══ Information provided ══
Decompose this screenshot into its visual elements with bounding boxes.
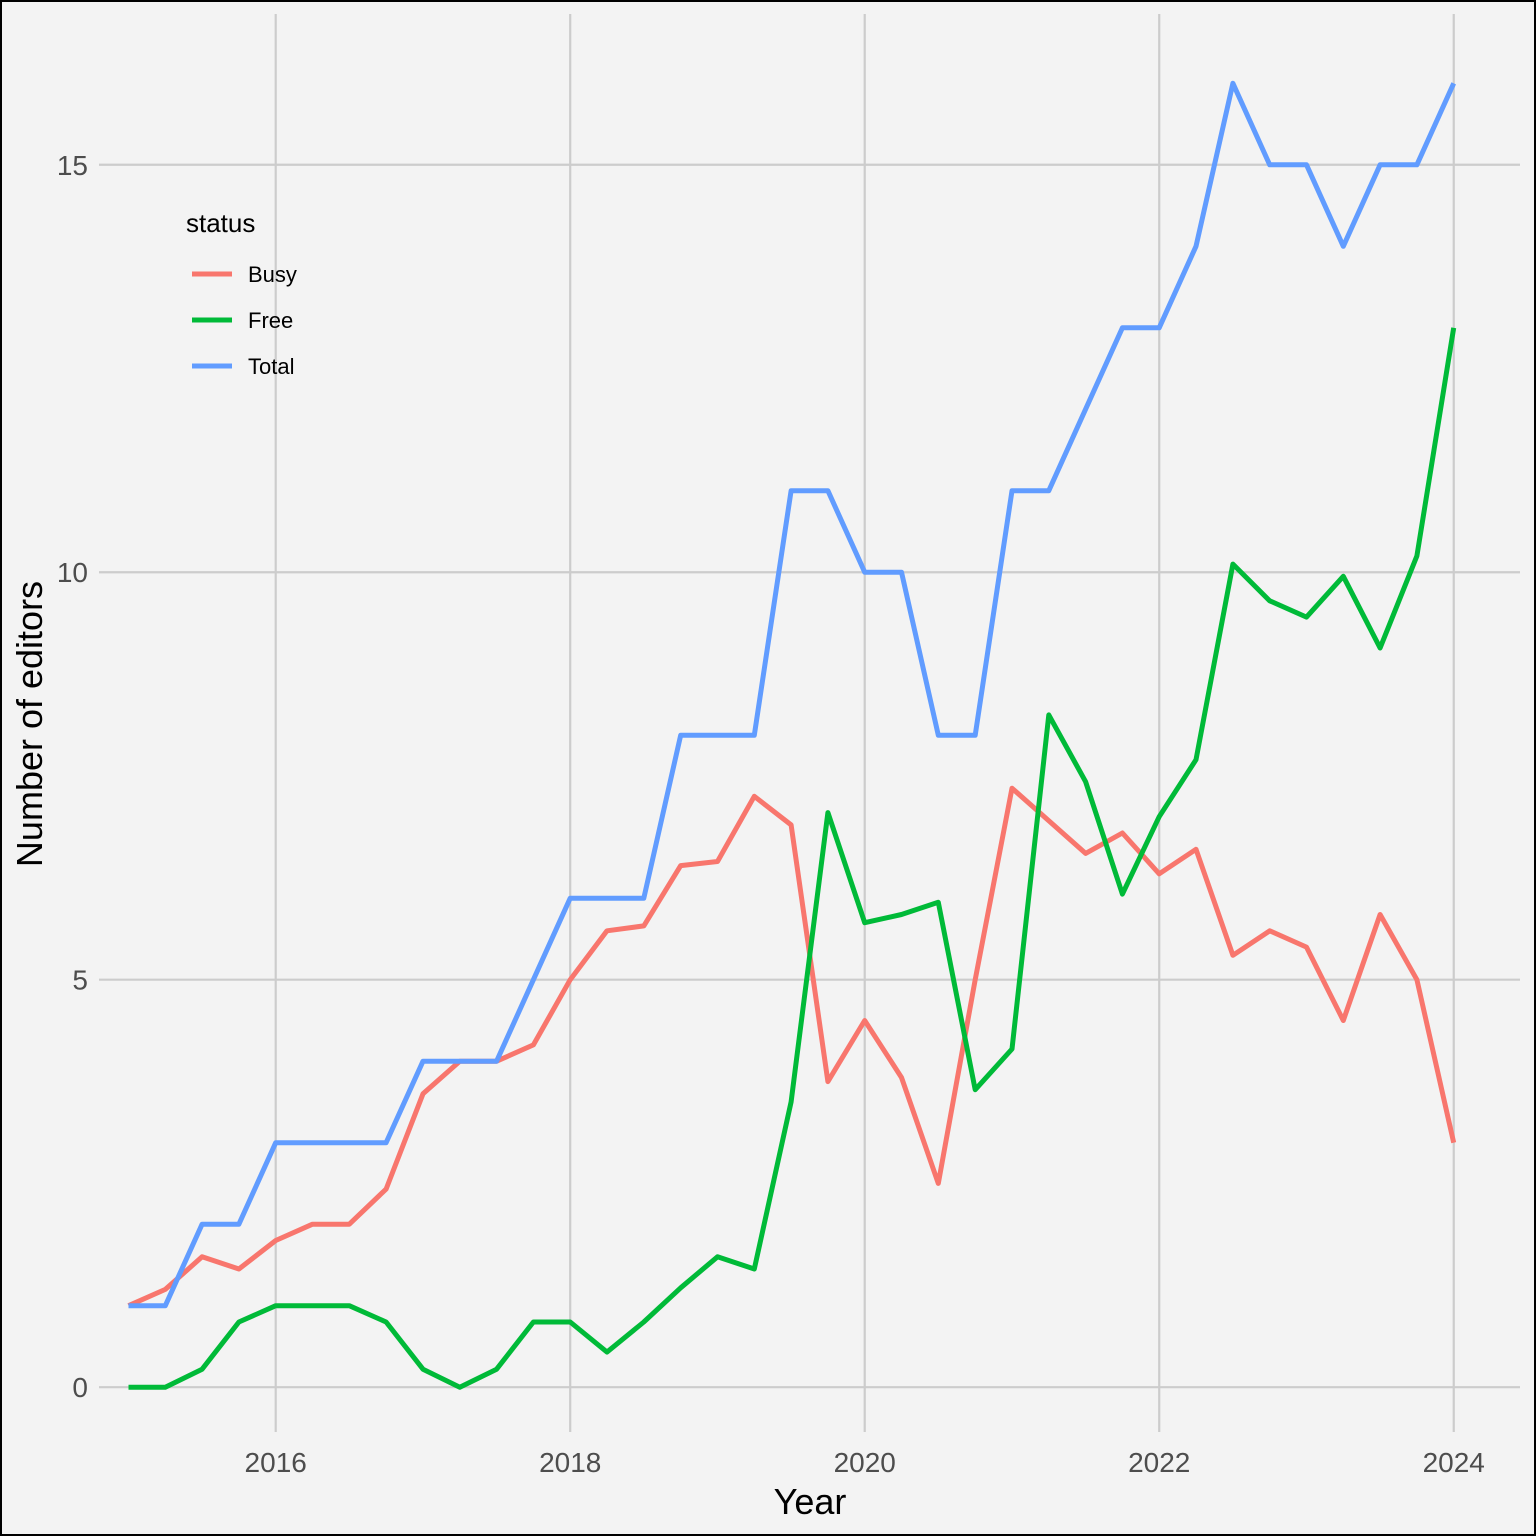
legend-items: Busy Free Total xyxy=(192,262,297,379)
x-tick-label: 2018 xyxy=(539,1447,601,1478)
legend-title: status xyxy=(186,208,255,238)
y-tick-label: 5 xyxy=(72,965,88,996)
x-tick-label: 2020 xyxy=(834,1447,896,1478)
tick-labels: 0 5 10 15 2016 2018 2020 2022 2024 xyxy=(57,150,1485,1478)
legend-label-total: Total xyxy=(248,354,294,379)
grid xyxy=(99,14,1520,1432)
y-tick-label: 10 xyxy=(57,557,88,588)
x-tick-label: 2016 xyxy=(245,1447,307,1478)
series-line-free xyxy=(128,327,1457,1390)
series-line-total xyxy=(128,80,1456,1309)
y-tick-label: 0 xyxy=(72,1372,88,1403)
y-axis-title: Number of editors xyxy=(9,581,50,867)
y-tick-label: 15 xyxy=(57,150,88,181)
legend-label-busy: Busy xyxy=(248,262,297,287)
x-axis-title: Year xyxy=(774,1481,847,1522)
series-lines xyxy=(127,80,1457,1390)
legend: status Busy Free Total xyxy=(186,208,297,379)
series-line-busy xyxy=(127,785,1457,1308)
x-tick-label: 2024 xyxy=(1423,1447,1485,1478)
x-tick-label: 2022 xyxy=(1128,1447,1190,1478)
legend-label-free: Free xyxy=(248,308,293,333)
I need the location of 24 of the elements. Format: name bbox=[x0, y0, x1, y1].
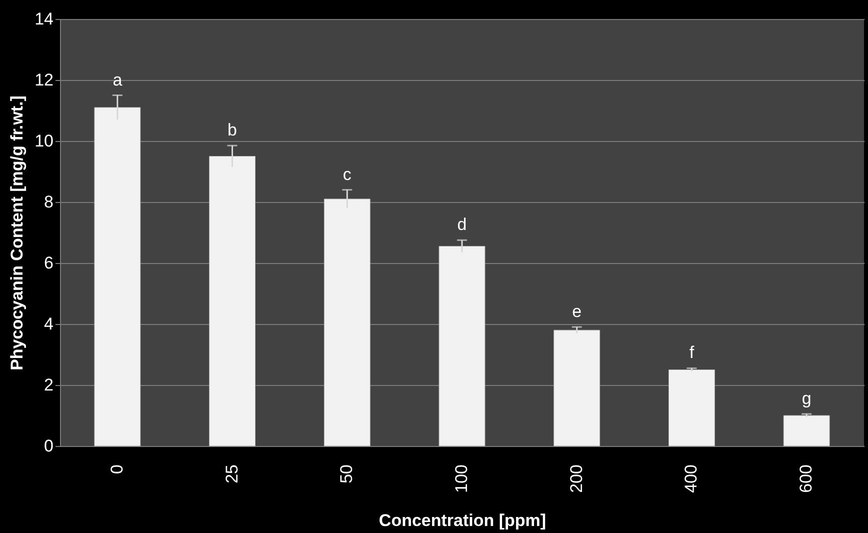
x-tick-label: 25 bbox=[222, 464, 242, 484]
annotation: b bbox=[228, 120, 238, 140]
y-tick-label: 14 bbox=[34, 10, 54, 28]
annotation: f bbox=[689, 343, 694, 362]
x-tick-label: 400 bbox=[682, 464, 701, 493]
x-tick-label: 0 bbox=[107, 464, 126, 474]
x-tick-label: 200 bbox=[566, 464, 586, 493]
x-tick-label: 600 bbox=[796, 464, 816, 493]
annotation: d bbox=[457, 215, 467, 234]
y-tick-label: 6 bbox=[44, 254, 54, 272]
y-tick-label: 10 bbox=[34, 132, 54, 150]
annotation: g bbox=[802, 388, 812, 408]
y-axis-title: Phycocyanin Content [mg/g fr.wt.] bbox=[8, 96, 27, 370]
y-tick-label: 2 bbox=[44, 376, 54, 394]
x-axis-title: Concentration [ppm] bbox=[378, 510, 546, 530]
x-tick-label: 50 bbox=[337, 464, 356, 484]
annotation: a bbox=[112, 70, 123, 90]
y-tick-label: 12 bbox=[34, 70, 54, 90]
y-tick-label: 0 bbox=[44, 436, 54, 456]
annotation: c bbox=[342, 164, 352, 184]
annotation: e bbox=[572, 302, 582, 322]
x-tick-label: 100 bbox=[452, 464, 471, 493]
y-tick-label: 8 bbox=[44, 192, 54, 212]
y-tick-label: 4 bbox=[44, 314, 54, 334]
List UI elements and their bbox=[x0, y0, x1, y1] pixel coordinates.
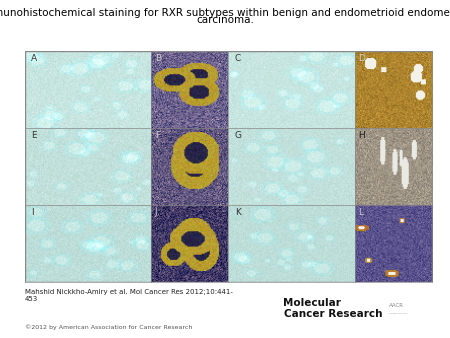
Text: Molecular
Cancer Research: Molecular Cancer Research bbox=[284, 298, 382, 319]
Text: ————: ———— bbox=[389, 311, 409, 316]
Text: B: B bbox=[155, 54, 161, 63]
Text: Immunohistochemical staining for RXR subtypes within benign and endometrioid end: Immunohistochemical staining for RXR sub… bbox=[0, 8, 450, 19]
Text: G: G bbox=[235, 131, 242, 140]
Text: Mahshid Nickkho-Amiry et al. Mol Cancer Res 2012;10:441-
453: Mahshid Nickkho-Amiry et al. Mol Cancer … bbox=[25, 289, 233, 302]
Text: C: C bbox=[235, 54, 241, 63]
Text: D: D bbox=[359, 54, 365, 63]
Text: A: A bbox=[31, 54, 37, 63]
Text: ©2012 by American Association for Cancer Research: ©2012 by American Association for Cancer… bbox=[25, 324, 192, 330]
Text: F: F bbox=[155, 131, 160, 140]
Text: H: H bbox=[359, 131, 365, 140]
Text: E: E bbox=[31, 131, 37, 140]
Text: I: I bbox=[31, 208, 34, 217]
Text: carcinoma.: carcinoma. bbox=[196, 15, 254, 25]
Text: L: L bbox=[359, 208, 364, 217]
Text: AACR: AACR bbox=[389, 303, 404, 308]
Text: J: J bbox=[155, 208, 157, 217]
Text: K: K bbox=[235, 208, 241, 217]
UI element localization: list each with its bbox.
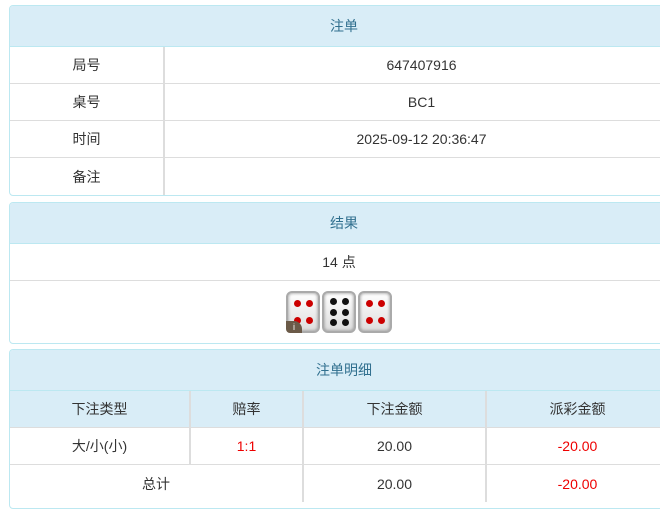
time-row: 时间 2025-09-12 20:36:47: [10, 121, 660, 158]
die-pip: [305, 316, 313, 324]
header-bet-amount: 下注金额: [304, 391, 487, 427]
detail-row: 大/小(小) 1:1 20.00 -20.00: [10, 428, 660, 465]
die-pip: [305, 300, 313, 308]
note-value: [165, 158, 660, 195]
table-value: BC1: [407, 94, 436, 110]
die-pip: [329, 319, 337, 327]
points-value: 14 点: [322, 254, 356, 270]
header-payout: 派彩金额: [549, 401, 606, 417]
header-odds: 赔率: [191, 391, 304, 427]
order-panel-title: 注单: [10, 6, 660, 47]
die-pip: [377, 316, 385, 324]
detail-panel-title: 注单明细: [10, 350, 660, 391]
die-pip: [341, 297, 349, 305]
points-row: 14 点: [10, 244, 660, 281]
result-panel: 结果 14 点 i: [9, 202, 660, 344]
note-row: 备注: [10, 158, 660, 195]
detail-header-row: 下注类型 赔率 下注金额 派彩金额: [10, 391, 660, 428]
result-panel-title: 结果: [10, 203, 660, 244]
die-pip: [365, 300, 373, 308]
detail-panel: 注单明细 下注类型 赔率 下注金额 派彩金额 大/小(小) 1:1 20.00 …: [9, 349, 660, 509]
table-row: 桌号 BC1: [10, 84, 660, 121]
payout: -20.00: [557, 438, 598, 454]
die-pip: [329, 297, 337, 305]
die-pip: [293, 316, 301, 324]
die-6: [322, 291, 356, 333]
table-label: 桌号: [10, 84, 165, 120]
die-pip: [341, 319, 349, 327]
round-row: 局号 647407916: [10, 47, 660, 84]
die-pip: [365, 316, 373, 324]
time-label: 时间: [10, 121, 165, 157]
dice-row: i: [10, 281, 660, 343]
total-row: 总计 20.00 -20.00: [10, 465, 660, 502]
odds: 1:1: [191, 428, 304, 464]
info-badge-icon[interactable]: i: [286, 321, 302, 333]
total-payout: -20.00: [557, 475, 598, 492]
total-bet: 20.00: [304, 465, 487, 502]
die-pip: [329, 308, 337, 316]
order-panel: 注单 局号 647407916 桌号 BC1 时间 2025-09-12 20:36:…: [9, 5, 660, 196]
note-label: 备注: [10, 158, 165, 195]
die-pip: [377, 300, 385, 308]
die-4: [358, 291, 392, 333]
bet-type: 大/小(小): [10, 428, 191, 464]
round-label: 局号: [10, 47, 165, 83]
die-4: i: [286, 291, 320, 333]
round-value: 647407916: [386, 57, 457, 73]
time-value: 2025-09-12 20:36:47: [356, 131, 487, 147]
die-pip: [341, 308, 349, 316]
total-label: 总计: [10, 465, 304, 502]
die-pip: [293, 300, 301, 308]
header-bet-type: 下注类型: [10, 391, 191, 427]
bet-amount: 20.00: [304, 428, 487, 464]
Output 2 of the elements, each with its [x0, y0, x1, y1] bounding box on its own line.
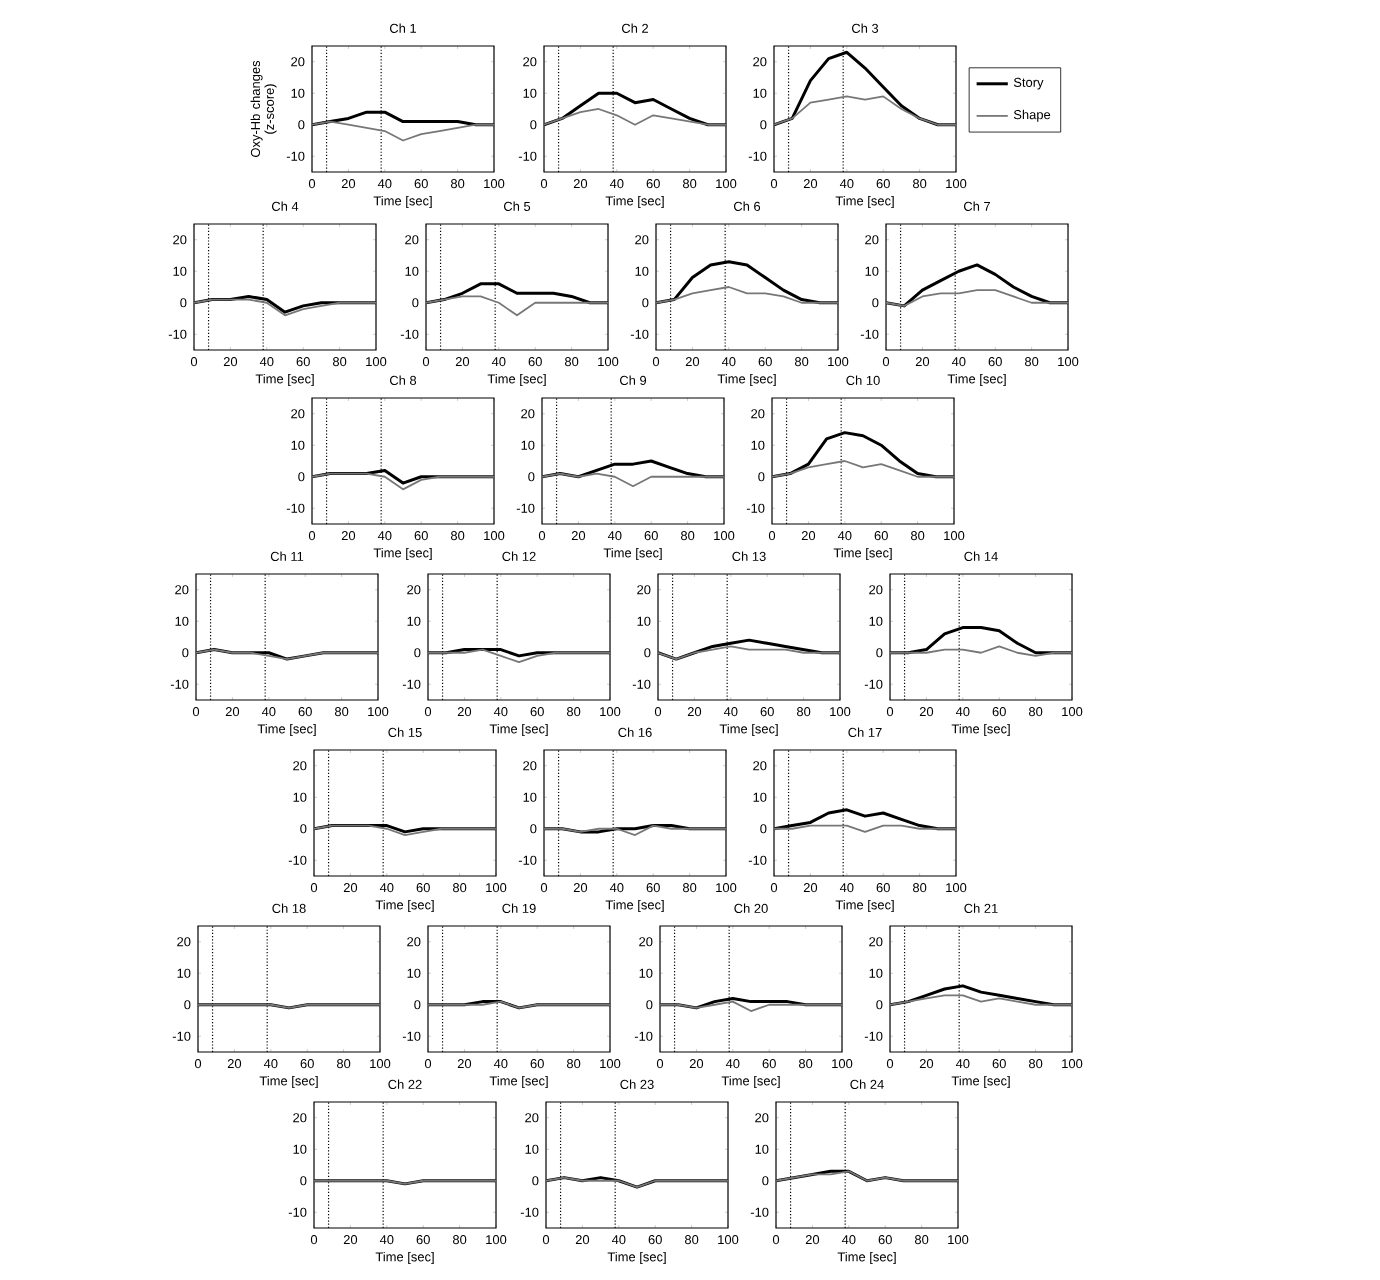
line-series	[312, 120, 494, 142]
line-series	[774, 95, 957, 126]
═══
● **Instructions for the task**:
Reproduce all of the data above exactly, line for line, but leave out the pictures.

● **Written solution**:
Decompose this screenshot into its visual elements with bounding boxes.
legend-items: Busy Free Total xyxy=(192,262,297,379)
x-tick-label: 2018 xyxy=(539,1447,601,1478)
legend-title: status xyxy=(186,208,255,238)
y-tick-label: 5 xyxy=(72,965,88,996)
x-tick-label: 2020 xyxy=(834,1447,896,1478)
tick-labels: 0 5 10 15 2016 2018 2020 2022 2024 xyxy=(57,150,1485,1478)
legend-label-total: Total xyxy=(248,354,294,379)
grid xyxy=(99,14,1520,1432)
y-tick-label: 10 xyxy=(57,557,88,588)
x-tick-label: 2016 xyxy=(245,1447,307,1478)
series-line-free xyxy=(128,327,1457,1390)
series-line-total xyxy=(128,80,1456,1309)
y-tick-label: 0 xyxy=(72,1372,88,1403)
y-axis-title: Number of editors xyxy=(9,581,50,867)
y-tick-label: 15 xyxy=(57,150,88,181)
legend-label-busy: Busy xyxy=(248,262,297,287)
x-axis-title: Year xyxy=(774,1481,847,1522)
series-lines xyxy=(127,80,1457,1390)
legend: status Busy Free Total xyxy=(186,208,297,379)
series-line-busy xyxy=(127,785,1457,1308)
x-tick-label: 2024 xyxy=(1423,1447,1485,1478)
x-tick-label: 2022 xyxy=(1128,1447,1190,1478)
legend-label-free: Free xyxy=(248,308,293,333)
I need the location of 24 of the elements. Format: name bbox=[x0, y0, x1, y1].
x-tick-label: 25 bbox=[222, 464, 242, 484]
annotation: b bbox=[228, 120, 238, 140]
y-tick-label: 14 bbox=[34, 10, 54, 28]
annotation: f bbox=[689, 343, 694, 362]
x-tick-label: 400 bbox=[682, 464, 701, 493]
x-tick-label: 0 bbox=[107, 464, 126, 474]
x-tick-label: 200 bbox=[566, 464, 586, 493]
x-tick-label: 600 bbox=[796, 464, 816, 493]
annotation: d bbox=[457, 215, 467, 234]
y-tick-label: 6 bbox=[44, 254, 54, 272]
y-tick-label: 10 bbox=[34, 132, 54, 150]
annotation: g bbox=[802, 388, 812, 408]
y-axis-title: Phycocyanin Content [mg/g fr.wt.] bbox=[8, 96, 27, 370]
y-tick-label: 2 bbox=[44, 376, 54, 394]
x-axis-title: Concentration [ppm] bbox=[378, 510, 546, 530]
x-tick-label: 50 bbox=[337, 464, 356, 484]
annotation: a bbox=[112, 70, 123, 90]
y-tick-label: 12 bbox=[34, 70, 54, 90]
y-tick-label: 0 bbox=[44, 436, 54, 456]
annotation: c bbox=[342, 164, 352, 184]
annotation: e bbox=[572, 302, 582, 322]
x-tick-label: 100 bbox=[452, 464, 471, 493]
y-tick-label: 8 bbox=[44, 192, 54, 212]
y-tick-label: 4 bbox=[44, 314, 54, 334]
List UI elements and their bbox=[x0, y0, x1, y1] pixel coordinates.
Text: Molecular
Cancer Research: Molecular Cancer Research bbox=[284, 298, 382, 319]
Text: ————: ———— bbox=[389, 311, 409, 316]
Text: B: B bbox=[155, 54, 161, 63]
Text: Immunohistochemical staining for RXR subtypes within benign and endometrioid end: Immunohistochemical staining for RXR sub… bbox=[0, 8, 450, 19]
Text: G: G bbox=[235, 131, 242, 140]
Text: Mahshid Nickkho-Amiry et al. Mol Cancer Res 2012;10:441-
453: Mahshid Nickkho-Amiry et al. Mol Cancer … bbox=[25, 289, 233, 302]
Text: C: C bbox=[235, 54, 241, 63]
Text: D: D bbox=[359, 54, 365, 63]
Text: A: A bbox=[31, 54, 37, 63]
Text: ©2012 by American Association for Cancer Research: ©2012 by American Association for Cancer… bbox=[25, 324, 192, 330]
Text: F: F bbox=[155, 131, 160, 140]
Text: H: H bbox=[359, 131, 365, 140]
Text: E: E bbox=[31, 131, 37, 140]
Text: I: I bbox=[31, 208, 34, 217]
Text: carcinoma.: carcinoma. bbox=[196, 15, 254, 25]
Text: L: L bbox=[359, 208, 364, 217]
Text: AACR: AACR bbox=[389, 303, 404, 308]
Text: J: J bbox=[155, 208, 157, 217]
Text: K: K bbox=[235, 208, 241, 217]
UI element localization: list each with its bbox.
time-row: 时间 2025-09-12 20:36:47: [10, 121, 660, 158]
die-pip: [305, 316, 313, 324]
header-bet-amount: 下注金额: [304, 391, 487, 427]
detail-row: 大/小(小) 1:1 20.00 -20.00: [10, 428, 660, 465]
die-pip: [305, 300, 313, 308]
note-value: [165, 158, 660, 195]
table-value: BC1: [407, 94, 436, 110]
die-pip: [329, 319, 337, 327]
points-value: 14 点: [322, 254, 356, 270]
header-payout: 派彩金额: [549, 401, 606, 417]
header-odds: 赔率: [191, 391, 304, 427]
order-panel-title: 注单: [10, 6, 660, 47]
die-pip: [377, 316, 385, 324]
detail-panel-title: 注单明细: [10, 350, 660, 391]
die-pip: [341, 297, 349, 305]
points-row: 14 点: [10, 244, 660, 281]
result-panel: 结果 14 点 i: [9, 202, 660, 344]
note-row: 备注: [10, 158, 660, 195]
detail-header-row: 下注类型 赔率 下注金额 派彩金额: [10, 391, 660, 428]
result-panel-title: 结果: [10, 203, 660, 244]
die-pip: [365, 300, 373, 308]
detail-panel: 注单明细 下注类型 赔率 下注金额 派彩金额 大/小(小) 1:1 20.00 …: [9, 349, 660, 509]
table-row: 桌号 BC1: [10, 84, 660, 121]
payout: -20.00: [557, 438, 598, 454]
die-pip: [329, 297, 337, 305]
die-pip: [293, 316, 301, 324]
die-6: [322, 291, 356, 333]
table-label: 桌号: [10, 84, 165, 120]
die-pip: [341, 319, 349, 327]
round-row: 局号 647407916: [10, 47, 660, 84]
die-pip: [365, 316, 373, 324]
time-label: 时间: [10, 121, 165, 157]
dice-row: i: [10, 281, 660, 343]
total-row: 总计 20.00 -20.00: [10, 465, 660, 502]
odds: 1:1: [191, 428, 304, 464]
info-badge-icon[interactable]: i: [286, 321, 302, 333]
total-payout: -20.00: [557, 475, 598, 492]
total-bet: 20.00: [304, 465, 487, 502]
die-pip: [329, 308, 337, 316]
order-panel: 注单 局号 647407916 桌号 BC1 时间 2025-09-12 20:36:…: [9, 5, 660, 196]
note-label: 备注: [10, 158, 165, 195]
die-pip: [377, 300, 385, 308]
die-4: [358, 291, 392, 333]
bet-type: 大/小(小): [10, 428, 191, 464]
round-label: 局号: [10, 47, 165, 83]
die-4: i: [286, 291, 320, 333]
round-value: 647407916: [386, 57, 457, 73]
time-value: 2025-09-12 20:36:47: [356, 131, 487, 147]
die-pip: [341, 308, 349, 316]
total-label: 总计: [10, 465, 304, 502]
die-pip: [293, 300, 301, 308]
header-bet-type: 下注类型: [10, 391, 191, 427]
bet-amount: 20.00: [304, 428, 487, 464]
Output 2 of the elements, each with its [x0, y0, x1, y1] bounding box on its own line.
line-series	[312, 120, 494, 142]
line-series	[774, 95, 957, 126]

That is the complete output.